== Supplied material ==
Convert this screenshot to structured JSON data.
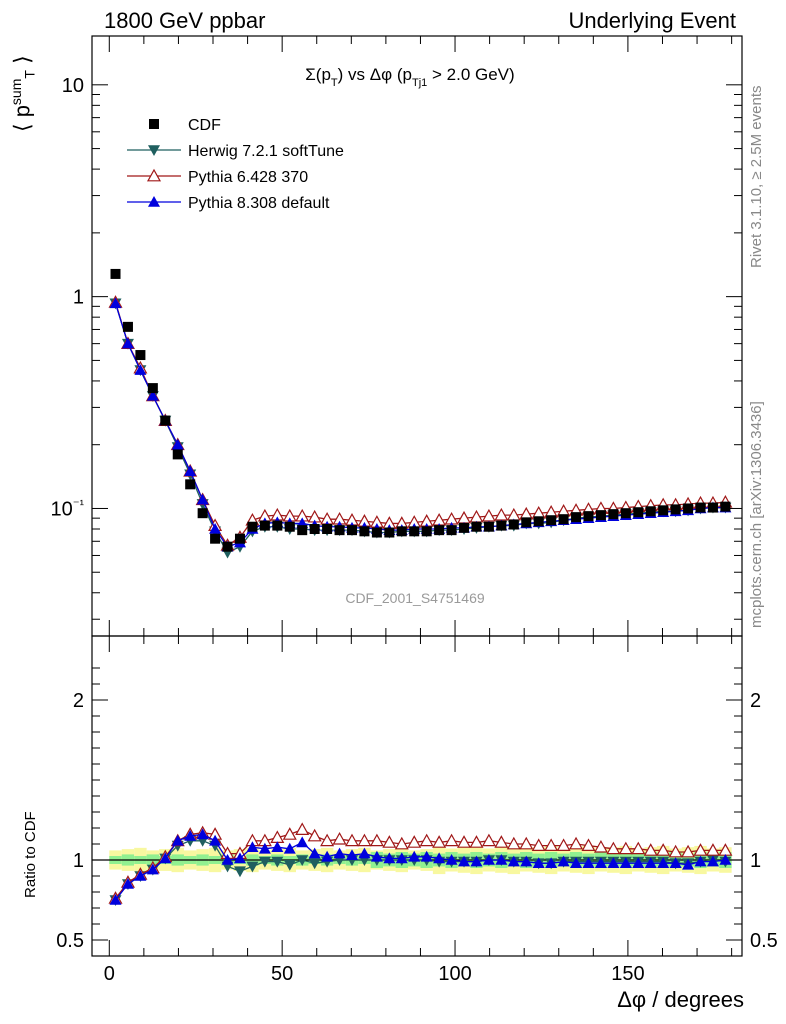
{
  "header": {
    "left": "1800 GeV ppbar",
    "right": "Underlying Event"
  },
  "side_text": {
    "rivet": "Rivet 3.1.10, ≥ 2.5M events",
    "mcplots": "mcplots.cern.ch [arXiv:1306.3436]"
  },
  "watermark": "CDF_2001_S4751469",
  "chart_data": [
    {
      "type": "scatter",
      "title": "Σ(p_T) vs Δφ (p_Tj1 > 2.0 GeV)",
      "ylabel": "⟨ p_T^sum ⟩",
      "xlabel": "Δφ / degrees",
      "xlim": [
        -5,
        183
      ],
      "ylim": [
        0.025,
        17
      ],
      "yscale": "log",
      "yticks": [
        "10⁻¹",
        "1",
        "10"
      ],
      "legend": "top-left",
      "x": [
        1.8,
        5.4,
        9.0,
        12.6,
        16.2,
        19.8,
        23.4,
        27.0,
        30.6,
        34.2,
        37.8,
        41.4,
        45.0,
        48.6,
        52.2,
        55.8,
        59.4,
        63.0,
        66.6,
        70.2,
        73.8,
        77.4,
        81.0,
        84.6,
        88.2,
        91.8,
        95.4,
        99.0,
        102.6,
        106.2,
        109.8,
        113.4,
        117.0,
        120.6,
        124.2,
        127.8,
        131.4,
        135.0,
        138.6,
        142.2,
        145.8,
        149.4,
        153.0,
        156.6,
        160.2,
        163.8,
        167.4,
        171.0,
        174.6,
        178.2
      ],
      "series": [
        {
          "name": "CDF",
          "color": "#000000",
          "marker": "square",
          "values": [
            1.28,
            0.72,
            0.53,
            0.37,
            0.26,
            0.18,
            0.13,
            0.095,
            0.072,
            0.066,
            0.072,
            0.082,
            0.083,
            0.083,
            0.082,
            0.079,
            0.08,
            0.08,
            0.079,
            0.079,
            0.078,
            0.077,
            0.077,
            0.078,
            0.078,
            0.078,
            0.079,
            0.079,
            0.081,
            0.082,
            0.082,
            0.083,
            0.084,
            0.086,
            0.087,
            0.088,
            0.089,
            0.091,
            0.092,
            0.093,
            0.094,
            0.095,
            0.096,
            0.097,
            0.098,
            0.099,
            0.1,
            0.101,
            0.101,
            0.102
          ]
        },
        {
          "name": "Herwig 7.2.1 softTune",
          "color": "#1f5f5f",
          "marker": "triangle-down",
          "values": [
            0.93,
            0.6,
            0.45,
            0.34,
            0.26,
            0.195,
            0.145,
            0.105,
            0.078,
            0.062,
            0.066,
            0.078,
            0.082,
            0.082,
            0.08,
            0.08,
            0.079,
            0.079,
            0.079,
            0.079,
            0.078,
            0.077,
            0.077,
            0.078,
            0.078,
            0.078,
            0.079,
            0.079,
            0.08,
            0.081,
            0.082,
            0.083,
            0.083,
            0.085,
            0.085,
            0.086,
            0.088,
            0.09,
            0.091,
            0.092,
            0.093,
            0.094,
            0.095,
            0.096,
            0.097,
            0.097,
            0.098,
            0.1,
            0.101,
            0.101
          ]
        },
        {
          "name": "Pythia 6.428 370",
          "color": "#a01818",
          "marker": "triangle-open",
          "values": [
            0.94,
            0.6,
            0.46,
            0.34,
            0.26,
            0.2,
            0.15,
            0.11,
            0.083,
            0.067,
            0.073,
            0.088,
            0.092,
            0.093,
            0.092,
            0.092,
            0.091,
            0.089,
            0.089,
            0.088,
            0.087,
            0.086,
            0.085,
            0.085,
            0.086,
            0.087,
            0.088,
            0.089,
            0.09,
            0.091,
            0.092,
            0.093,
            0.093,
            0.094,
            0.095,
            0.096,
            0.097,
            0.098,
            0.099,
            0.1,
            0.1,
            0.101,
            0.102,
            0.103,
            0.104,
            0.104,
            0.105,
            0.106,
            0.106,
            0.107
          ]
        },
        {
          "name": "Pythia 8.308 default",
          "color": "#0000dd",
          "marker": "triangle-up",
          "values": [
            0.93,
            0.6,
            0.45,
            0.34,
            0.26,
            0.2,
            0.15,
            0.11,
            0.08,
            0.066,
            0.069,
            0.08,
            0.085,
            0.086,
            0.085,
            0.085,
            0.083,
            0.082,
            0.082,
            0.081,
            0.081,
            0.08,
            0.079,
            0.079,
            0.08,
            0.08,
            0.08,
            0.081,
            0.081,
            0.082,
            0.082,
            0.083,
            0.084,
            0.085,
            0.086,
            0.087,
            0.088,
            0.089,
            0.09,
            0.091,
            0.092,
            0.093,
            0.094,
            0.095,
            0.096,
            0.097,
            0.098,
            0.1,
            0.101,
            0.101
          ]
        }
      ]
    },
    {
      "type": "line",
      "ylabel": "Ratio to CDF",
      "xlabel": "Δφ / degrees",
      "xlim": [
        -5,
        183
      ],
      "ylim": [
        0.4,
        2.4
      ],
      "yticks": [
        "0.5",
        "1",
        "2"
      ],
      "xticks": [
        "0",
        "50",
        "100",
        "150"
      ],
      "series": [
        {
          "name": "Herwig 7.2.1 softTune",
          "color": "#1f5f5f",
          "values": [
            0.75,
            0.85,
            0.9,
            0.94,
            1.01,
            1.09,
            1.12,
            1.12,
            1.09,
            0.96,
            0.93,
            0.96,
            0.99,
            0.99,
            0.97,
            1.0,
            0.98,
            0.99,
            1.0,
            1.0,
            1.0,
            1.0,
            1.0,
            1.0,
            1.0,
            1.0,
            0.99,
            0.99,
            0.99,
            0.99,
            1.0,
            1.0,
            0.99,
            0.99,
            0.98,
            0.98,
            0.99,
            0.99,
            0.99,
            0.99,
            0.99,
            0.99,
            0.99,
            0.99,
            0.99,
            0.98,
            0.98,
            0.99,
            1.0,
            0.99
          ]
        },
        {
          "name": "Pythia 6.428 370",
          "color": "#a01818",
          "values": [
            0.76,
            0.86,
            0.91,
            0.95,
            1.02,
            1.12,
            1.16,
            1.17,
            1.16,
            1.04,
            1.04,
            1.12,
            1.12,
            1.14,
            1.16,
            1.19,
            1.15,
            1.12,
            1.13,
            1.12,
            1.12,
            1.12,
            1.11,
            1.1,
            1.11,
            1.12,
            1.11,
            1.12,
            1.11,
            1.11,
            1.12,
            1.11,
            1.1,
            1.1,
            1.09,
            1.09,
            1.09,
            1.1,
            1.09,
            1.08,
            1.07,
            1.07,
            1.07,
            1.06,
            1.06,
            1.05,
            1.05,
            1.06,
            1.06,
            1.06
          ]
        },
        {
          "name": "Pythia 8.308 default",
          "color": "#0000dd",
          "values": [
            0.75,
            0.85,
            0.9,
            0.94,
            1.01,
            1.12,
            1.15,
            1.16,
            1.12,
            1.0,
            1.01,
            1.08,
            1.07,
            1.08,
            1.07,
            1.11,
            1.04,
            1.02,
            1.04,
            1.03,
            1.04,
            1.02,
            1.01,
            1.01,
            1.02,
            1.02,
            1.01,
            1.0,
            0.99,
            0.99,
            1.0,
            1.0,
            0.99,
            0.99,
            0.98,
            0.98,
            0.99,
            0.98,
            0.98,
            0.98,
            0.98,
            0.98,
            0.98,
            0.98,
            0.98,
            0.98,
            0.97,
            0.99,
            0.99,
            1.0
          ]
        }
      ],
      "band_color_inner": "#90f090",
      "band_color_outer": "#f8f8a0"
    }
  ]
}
===
== Supplied material ==
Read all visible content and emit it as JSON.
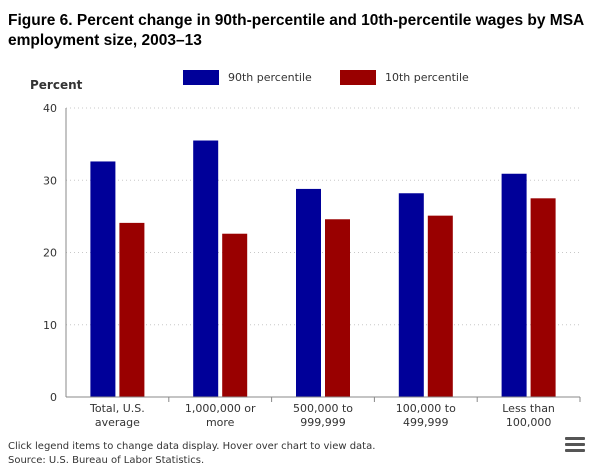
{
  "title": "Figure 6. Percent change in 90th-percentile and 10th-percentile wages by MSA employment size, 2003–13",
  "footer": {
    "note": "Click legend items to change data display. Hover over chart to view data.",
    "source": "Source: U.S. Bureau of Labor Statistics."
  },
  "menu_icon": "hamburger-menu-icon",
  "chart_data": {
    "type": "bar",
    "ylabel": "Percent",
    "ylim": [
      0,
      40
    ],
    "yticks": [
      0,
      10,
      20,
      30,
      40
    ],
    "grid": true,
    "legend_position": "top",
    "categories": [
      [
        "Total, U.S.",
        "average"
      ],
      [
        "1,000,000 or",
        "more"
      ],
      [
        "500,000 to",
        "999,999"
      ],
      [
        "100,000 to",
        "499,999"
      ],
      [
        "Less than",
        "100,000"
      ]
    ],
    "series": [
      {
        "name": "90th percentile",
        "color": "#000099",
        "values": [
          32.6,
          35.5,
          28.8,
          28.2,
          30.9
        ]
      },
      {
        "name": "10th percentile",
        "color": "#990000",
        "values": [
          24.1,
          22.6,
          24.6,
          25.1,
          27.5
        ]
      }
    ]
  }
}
===
■ **Task directions**:
Search the data above for the word "JSON", then gather each line in which it appears.

■ **Output**:
Convert this screenshot to structured JSON data.
Read all visible content and emit it as JSON.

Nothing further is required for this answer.